DATASET ENTRIES:
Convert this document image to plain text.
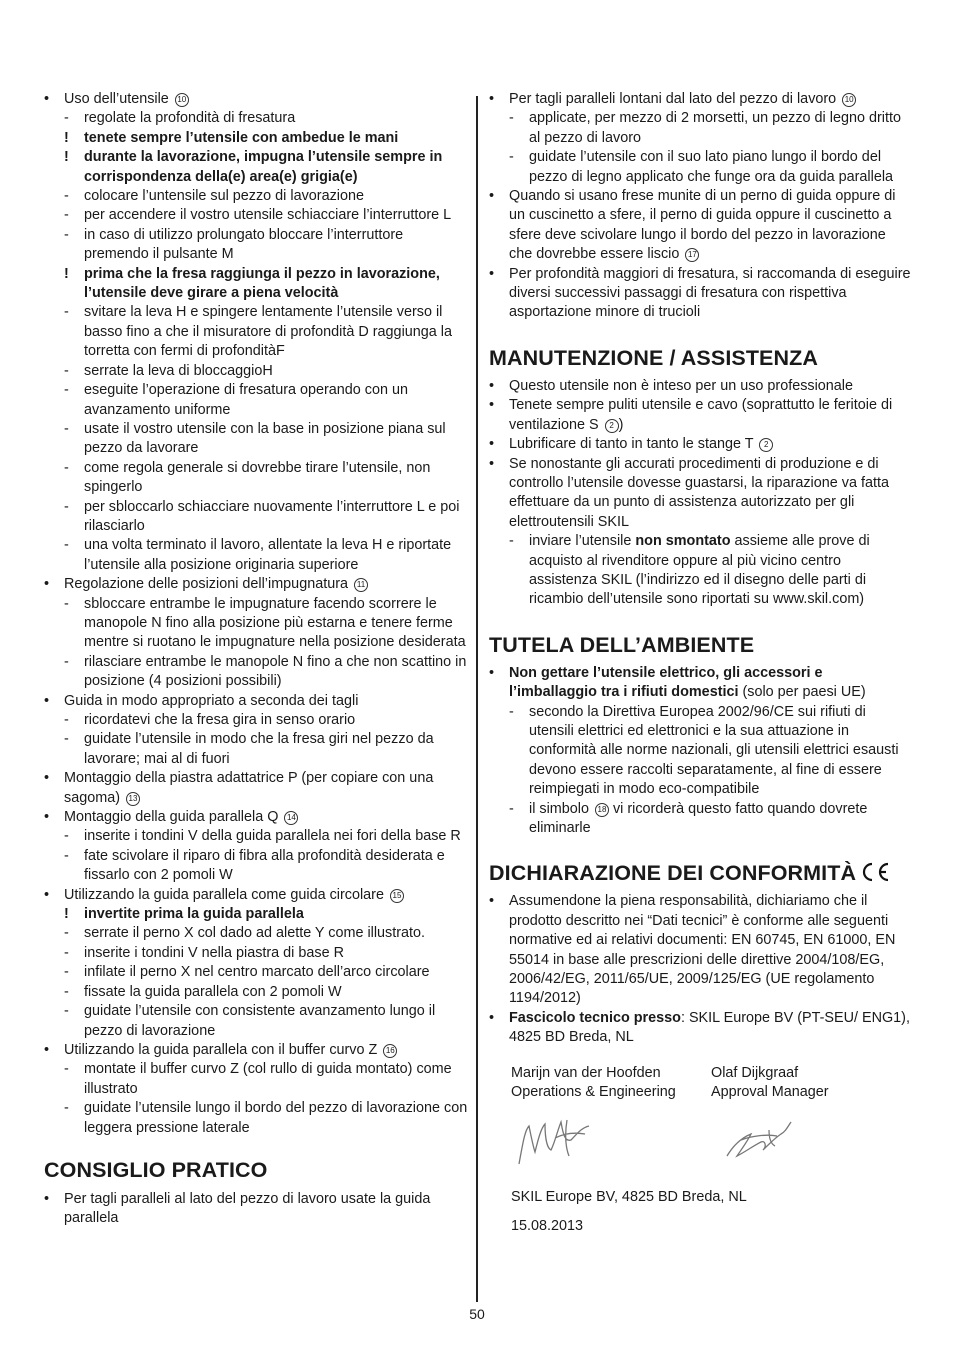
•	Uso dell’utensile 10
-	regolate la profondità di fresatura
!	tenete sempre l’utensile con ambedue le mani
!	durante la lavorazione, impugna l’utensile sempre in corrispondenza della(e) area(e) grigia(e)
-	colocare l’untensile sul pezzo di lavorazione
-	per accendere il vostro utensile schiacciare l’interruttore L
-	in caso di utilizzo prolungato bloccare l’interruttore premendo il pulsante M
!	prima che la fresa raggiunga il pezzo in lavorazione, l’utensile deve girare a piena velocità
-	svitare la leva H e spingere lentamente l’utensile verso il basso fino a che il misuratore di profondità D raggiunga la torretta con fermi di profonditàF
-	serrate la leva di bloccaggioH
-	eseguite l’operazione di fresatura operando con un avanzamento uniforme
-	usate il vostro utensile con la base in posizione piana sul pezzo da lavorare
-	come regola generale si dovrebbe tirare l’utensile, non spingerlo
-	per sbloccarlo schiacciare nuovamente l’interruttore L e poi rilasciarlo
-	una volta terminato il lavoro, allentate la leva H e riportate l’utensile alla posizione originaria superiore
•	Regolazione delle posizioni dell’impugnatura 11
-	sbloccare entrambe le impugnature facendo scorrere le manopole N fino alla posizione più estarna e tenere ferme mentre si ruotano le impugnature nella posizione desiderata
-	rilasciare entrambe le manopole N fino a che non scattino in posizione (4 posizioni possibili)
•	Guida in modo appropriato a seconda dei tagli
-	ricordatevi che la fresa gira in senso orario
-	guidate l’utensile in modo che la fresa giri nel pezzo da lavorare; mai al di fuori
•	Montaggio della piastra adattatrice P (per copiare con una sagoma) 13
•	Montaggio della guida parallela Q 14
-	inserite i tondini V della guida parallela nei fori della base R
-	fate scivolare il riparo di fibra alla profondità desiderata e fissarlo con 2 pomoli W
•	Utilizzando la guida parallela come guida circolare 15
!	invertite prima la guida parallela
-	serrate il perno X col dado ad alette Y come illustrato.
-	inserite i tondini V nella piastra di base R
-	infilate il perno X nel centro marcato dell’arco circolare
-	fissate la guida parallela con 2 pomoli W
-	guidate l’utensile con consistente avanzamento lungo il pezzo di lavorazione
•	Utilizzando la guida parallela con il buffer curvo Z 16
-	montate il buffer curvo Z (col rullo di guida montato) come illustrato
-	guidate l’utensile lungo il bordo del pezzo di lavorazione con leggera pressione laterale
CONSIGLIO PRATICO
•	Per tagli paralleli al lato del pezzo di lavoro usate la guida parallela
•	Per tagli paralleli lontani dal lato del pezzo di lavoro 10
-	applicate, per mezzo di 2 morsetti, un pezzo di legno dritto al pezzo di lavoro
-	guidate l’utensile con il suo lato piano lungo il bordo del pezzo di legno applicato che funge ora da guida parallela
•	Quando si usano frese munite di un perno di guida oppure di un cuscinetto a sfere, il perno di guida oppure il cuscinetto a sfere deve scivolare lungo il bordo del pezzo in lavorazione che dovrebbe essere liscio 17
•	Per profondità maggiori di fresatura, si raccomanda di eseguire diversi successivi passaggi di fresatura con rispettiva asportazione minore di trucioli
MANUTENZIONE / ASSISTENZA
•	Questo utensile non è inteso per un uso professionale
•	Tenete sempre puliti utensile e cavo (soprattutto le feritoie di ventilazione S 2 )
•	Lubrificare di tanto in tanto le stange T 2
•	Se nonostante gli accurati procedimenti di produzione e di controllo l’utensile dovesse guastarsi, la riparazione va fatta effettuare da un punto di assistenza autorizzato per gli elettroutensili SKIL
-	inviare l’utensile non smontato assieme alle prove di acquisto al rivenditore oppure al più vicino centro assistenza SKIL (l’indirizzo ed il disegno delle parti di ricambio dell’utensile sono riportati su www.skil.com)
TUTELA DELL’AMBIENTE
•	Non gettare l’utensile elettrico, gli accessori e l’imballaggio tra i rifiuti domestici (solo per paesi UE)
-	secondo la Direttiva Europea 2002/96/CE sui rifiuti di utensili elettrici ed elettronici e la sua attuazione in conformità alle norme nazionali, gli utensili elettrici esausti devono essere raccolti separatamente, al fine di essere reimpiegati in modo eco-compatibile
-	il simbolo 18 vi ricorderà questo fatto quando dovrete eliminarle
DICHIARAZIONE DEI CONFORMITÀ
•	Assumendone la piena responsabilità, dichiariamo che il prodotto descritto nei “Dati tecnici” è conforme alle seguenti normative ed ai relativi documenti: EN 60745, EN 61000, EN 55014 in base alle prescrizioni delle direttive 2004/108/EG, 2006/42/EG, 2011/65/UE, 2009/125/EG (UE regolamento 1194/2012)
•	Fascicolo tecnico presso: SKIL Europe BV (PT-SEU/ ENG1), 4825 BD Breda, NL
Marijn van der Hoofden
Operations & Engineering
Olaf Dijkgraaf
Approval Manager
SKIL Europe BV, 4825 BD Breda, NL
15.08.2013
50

--

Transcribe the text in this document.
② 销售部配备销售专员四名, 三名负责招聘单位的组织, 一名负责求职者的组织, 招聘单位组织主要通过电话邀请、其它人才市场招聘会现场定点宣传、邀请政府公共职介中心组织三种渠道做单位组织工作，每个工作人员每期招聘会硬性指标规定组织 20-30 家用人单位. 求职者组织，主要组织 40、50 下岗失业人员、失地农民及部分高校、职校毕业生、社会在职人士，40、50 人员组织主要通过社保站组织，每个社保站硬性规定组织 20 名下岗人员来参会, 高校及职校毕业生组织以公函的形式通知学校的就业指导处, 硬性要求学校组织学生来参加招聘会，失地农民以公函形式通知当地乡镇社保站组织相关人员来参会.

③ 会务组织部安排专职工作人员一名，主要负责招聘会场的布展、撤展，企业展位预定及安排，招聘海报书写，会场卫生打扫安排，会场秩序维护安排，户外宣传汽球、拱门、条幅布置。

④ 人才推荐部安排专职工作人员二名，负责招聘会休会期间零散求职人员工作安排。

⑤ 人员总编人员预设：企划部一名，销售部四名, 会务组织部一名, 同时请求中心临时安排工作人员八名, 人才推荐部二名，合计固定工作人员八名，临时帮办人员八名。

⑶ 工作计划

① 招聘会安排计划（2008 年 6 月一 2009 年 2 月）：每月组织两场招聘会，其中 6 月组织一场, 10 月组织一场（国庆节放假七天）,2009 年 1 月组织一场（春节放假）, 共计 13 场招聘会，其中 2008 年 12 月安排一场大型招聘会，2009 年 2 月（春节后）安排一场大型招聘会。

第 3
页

PROMPT:
Identify the lines above with the word "deve". Copy them.

SOLUTION FOR THIS TASK:
!	prima che la fresa raggiunga il pezzo in lavorazione, l’utensile deve girare a piena velocità
•	Quando si usano frese munite di un perno di guida oppure di un cuscinetto a sfere, il perno di guida oppure il cuscinetto a sfere deve scivolare lungo il bordo del pezzo in lavorazione che dovrebbe essere liscio 17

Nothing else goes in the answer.